Raw data:

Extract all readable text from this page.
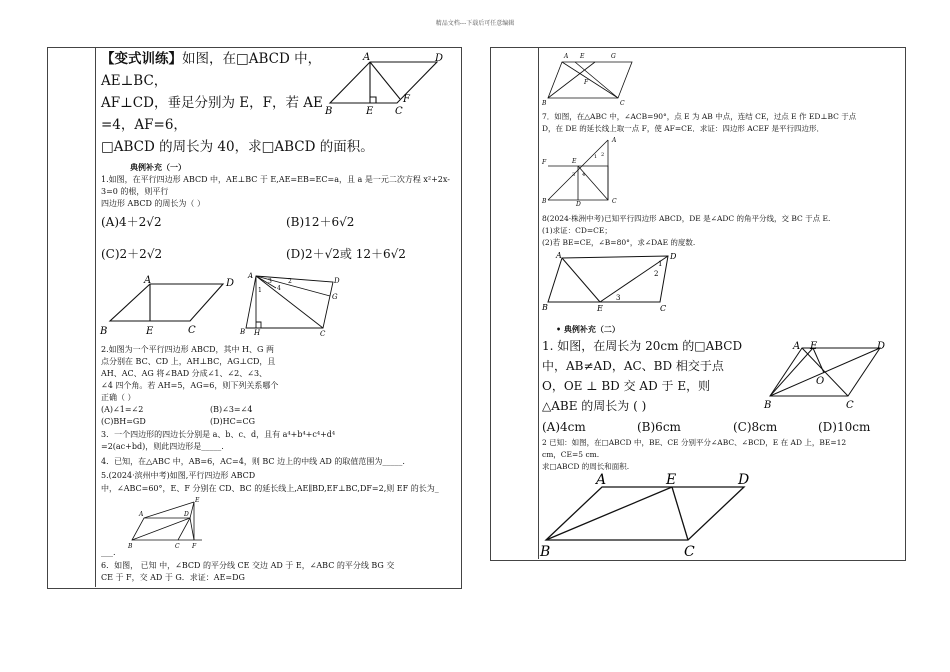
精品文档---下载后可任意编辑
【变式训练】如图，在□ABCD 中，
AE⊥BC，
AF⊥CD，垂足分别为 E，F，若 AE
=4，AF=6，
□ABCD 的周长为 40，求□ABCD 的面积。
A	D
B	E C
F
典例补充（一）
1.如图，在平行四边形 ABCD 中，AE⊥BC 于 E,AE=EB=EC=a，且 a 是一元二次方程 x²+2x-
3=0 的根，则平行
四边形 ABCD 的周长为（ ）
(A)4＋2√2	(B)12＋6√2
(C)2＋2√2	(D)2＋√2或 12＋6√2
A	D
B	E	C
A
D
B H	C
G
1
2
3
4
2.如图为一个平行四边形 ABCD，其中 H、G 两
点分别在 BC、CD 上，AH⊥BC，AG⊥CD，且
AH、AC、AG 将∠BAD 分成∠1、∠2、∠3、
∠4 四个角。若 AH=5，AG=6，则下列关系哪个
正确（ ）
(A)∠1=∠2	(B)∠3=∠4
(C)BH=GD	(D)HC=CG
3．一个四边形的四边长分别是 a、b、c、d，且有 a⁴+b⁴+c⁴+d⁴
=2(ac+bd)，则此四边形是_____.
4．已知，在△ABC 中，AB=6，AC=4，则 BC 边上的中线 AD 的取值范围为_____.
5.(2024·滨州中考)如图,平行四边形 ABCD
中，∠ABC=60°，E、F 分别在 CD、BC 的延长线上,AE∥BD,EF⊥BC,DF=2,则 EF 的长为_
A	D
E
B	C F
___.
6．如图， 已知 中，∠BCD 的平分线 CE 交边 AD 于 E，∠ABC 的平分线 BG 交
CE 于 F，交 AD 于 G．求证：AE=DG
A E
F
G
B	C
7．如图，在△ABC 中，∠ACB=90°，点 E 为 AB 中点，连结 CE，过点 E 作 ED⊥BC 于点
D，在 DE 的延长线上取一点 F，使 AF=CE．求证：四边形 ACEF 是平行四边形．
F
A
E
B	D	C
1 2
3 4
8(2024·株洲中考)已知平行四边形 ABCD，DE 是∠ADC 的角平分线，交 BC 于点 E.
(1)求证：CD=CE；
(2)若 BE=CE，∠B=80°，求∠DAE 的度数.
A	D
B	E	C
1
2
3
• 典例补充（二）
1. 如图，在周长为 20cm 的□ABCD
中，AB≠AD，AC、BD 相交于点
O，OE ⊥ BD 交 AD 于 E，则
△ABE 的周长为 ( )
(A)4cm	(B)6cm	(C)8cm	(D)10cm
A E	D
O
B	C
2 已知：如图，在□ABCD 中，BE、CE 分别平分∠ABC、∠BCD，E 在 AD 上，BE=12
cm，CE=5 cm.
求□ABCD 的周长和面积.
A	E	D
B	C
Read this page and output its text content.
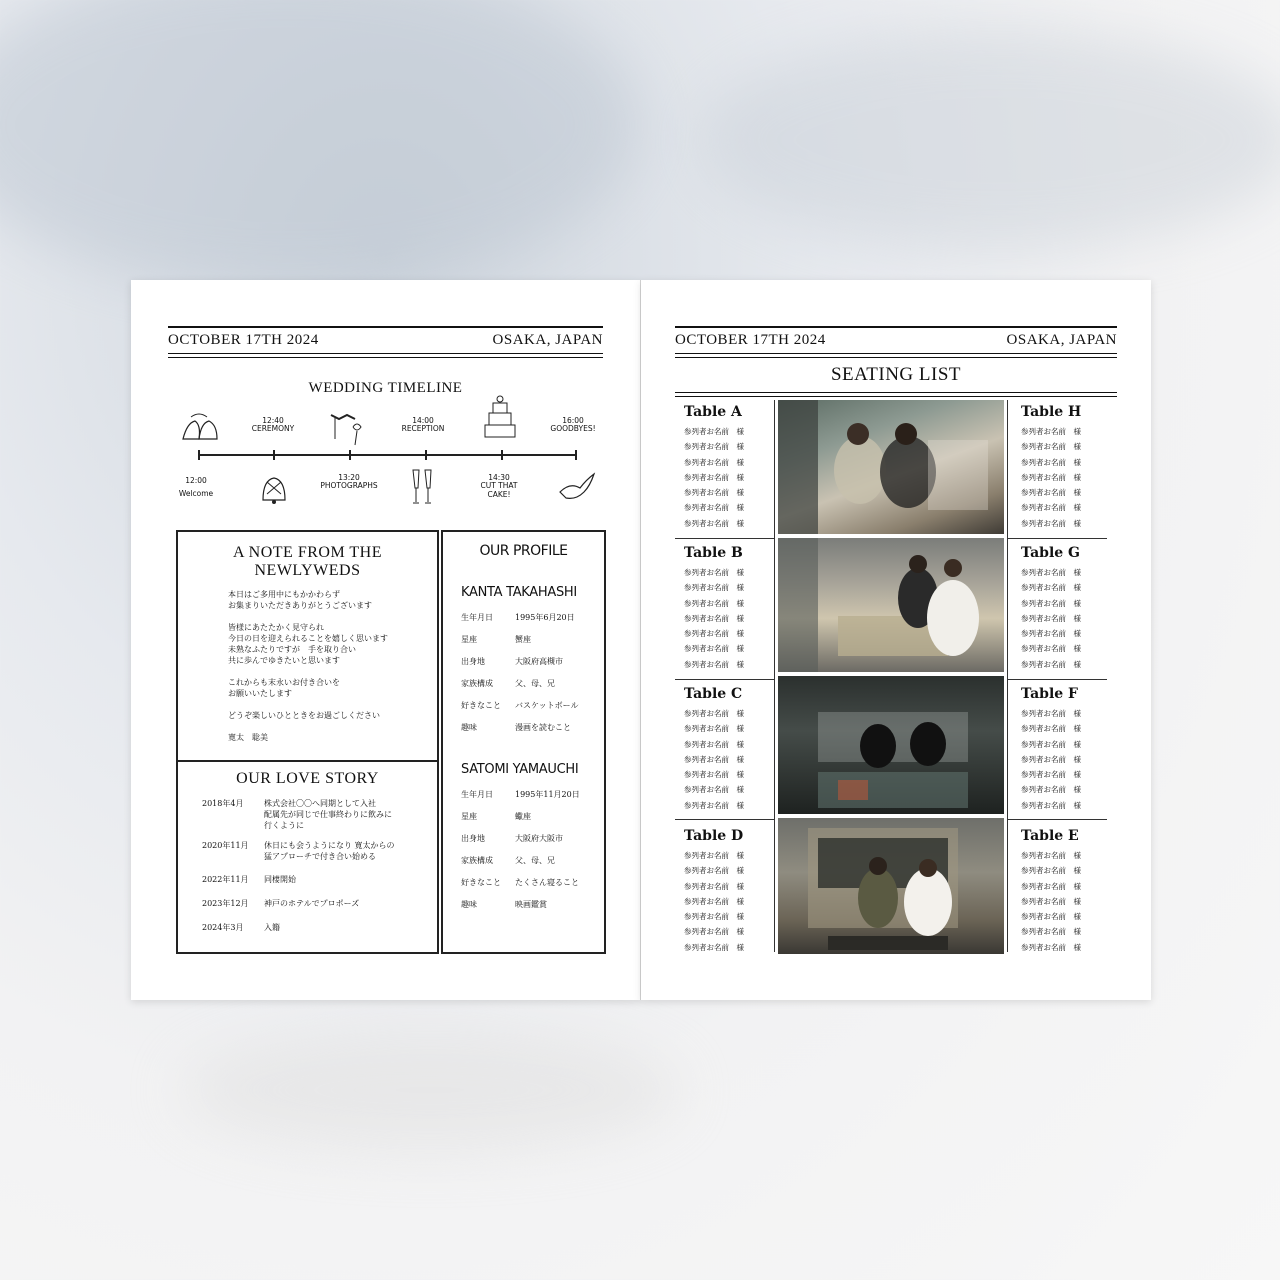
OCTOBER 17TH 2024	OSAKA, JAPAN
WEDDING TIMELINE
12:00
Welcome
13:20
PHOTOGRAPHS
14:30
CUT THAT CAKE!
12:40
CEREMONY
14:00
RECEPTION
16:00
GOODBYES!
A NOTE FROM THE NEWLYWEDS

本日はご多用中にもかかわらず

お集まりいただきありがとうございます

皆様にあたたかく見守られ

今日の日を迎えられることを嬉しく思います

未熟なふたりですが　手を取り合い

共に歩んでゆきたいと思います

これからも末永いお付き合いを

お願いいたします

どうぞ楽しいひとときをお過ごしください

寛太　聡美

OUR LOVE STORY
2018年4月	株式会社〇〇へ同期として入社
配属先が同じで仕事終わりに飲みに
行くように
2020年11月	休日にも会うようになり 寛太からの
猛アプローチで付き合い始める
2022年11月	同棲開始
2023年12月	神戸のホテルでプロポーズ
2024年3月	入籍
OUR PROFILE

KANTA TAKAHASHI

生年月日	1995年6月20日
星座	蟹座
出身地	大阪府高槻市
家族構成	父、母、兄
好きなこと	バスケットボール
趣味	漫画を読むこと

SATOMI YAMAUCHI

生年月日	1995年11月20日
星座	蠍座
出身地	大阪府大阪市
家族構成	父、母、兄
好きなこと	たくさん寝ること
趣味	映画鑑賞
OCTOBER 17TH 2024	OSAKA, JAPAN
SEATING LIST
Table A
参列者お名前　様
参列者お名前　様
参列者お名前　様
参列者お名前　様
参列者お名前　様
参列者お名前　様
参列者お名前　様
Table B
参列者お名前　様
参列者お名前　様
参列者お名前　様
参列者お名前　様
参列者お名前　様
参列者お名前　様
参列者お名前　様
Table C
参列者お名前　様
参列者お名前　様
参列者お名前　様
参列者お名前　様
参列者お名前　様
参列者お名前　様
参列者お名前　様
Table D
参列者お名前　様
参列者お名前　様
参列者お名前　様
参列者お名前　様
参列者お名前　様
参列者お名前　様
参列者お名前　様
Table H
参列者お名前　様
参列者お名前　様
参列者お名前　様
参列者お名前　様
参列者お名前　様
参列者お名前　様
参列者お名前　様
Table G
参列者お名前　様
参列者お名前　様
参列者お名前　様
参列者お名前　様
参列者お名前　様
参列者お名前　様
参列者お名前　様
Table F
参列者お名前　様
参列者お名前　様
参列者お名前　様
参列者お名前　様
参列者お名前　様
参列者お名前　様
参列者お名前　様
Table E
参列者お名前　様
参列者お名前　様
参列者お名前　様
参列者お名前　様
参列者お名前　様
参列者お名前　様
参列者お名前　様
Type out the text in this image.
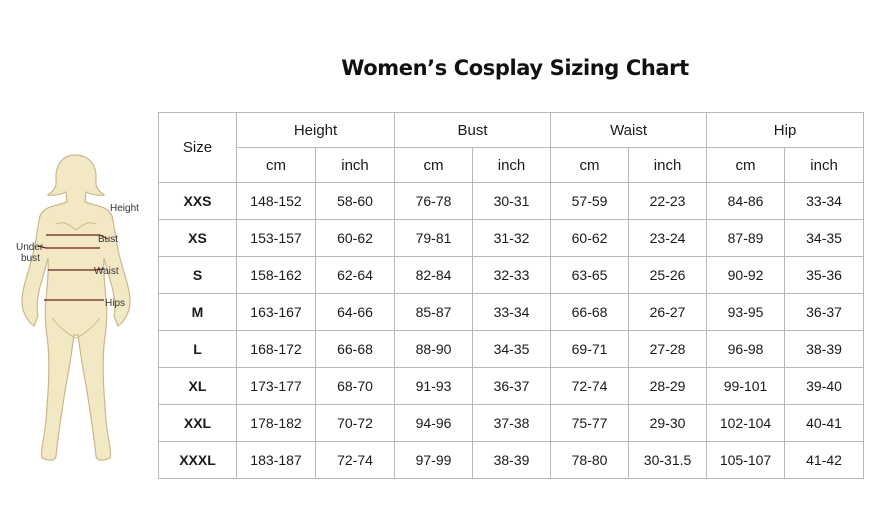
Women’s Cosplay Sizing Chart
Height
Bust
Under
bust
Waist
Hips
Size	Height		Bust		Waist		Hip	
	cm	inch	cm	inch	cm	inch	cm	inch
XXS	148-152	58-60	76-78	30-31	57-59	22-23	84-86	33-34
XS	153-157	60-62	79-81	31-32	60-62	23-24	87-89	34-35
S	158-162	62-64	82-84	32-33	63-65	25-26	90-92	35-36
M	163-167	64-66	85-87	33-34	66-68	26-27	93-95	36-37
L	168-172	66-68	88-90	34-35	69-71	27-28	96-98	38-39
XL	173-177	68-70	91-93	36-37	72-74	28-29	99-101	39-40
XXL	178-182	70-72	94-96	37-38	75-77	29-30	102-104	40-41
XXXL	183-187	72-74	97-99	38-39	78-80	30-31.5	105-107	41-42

Work to be completed: Identify each line holding the string "text", and copy it out.

Full output:
Extract all readable text from this page.
Read this page and output its text content.
Type out the text in this image.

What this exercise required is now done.